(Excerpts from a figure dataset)
_____
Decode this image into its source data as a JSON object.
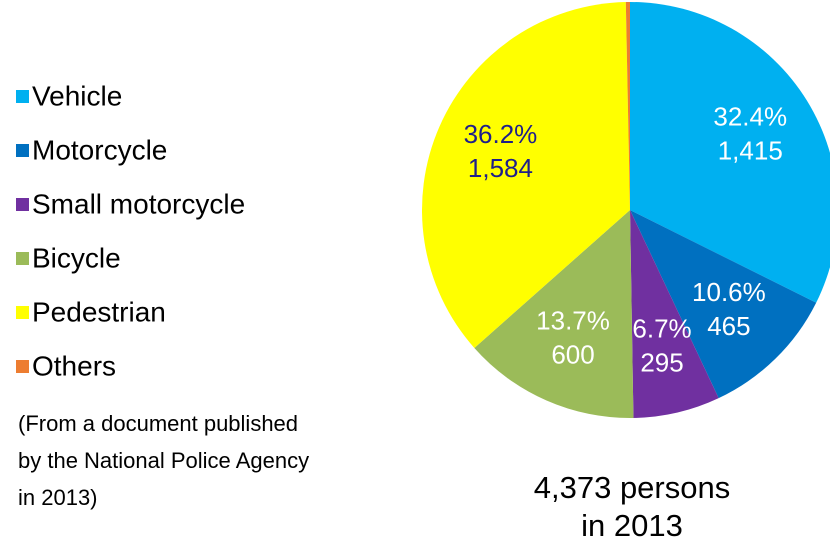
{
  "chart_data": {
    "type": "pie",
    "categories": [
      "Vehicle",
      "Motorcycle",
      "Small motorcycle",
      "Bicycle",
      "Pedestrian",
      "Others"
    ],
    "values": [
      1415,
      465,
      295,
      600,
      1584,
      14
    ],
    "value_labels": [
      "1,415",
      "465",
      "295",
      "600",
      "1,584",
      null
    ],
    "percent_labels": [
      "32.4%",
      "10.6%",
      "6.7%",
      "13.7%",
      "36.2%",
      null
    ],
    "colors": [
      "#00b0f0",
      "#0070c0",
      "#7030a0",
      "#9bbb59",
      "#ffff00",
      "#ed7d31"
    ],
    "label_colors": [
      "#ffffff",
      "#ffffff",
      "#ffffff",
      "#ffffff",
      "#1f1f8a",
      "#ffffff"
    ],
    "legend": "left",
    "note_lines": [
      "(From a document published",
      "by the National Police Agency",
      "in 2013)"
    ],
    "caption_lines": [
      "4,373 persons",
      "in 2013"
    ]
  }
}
_____
> _WHAT THE TASK REQUIRES_: Reproduce each line exactly as it appears, omitting the pictures.

> _RESULT FOR THIS EXERCISE_:
Decode this image into its source data as a JSON object.
{
  "chart_data": {
    "type": "pie",
    "categories": [
      "Vehicle",
      "Motorcycle",
      "Small motorcycle",
      "Bicycle",
      "Pedestrian",
      "Others"
    ],
    "values": [
      1415,
      465,
      295,
      600,
      1584,
      14
    ],
    "value_labels": [
      "1,415",
      "465",
      "295",
      "600",
      "1,584",
      null
    ],
    "percent_labels": [
      "32.4%",
      "10.6%",
      "6.7%",
      "13.7%",
      "36.2%",
      null
    ],
    "colors": [
      "#00b0f0",
      "#0070c0",
      "#7030a0",
      "#9bbb59",
      "#ffff00",
      "#ed7d31"
    ],
    "label_colors": [
      "#ffffff",
      "#ffffff",
      "#ffffff",
      "#ffffff",
      "#1f1f8a",
      "#ffffff"
    ],
    "legend": "left",
    "note_lines": [
      "(From a document published",
      "by the National Police Agency",
      "in 2013)"
    ],
    "caption_lines": [
      "4,373 persons",
      "in 2013"
    ]
  }
}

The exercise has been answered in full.